[Provided information start]

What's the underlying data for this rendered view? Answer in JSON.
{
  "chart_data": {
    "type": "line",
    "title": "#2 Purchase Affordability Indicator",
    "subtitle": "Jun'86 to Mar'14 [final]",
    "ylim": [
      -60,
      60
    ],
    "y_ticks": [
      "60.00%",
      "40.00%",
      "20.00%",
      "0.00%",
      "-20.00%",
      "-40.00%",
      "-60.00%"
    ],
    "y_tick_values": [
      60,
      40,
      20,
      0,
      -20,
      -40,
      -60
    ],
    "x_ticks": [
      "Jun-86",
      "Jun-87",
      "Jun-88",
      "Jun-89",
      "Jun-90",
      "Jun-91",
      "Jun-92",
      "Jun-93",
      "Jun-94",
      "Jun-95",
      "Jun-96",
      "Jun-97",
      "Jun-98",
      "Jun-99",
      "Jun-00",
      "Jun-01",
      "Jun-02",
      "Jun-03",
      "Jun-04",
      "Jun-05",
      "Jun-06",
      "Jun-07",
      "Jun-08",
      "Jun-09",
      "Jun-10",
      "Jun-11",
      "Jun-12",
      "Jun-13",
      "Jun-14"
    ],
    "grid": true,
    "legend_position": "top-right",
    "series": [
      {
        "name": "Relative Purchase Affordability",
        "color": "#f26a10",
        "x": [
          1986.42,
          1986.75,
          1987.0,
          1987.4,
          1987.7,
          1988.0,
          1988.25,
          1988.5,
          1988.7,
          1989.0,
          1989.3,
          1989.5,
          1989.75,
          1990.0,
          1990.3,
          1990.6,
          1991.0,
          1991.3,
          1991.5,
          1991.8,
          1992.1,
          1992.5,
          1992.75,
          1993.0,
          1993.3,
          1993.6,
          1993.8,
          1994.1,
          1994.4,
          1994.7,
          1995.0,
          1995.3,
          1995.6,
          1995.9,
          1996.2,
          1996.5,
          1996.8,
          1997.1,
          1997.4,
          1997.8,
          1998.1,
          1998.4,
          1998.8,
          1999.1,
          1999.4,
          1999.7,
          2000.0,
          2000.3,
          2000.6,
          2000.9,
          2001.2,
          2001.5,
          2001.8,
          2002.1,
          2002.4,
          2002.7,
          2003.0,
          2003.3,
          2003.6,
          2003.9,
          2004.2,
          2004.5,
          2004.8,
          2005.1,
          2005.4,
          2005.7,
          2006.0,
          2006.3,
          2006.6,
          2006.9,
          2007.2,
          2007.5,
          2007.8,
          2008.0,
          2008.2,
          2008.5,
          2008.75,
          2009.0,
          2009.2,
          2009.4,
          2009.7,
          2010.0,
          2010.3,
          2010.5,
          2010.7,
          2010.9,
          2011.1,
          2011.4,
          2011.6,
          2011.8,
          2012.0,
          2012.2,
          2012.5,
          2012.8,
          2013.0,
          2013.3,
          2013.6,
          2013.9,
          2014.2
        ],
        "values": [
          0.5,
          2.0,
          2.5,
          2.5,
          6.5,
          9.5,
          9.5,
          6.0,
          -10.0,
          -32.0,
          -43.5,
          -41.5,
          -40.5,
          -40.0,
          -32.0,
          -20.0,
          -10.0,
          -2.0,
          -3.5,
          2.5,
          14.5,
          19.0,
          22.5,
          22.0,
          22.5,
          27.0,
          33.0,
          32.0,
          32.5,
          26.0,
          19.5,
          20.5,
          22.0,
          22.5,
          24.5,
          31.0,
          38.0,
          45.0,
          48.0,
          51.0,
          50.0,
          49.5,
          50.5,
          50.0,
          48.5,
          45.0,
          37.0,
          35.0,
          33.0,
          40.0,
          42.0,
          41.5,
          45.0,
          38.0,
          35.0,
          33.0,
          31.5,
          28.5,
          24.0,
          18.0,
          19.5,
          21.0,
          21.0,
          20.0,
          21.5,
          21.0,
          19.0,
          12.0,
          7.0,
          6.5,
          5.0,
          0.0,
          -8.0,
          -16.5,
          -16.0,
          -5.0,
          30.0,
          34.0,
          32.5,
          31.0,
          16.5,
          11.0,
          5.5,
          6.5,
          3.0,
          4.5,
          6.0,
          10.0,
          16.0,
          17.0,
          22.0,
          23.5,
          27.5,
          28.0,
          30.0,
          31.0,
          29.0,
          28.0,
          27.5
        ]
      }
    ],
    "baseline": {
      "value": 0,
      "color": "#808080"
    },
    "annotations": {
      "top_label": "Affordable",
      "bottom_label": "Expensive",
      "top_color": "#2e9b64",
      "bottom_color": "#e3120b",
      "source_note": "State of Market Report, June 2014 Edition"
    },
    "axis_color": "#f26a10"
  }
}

[Provided information end]

- _What the task requires_
Go through the data above and find the lines with the word "Purchase". Copy each of those lines.

- _Reply_
    "title": "#2 Purchase Affordability Indicator",
        "name": "Relative Purchase Affordability",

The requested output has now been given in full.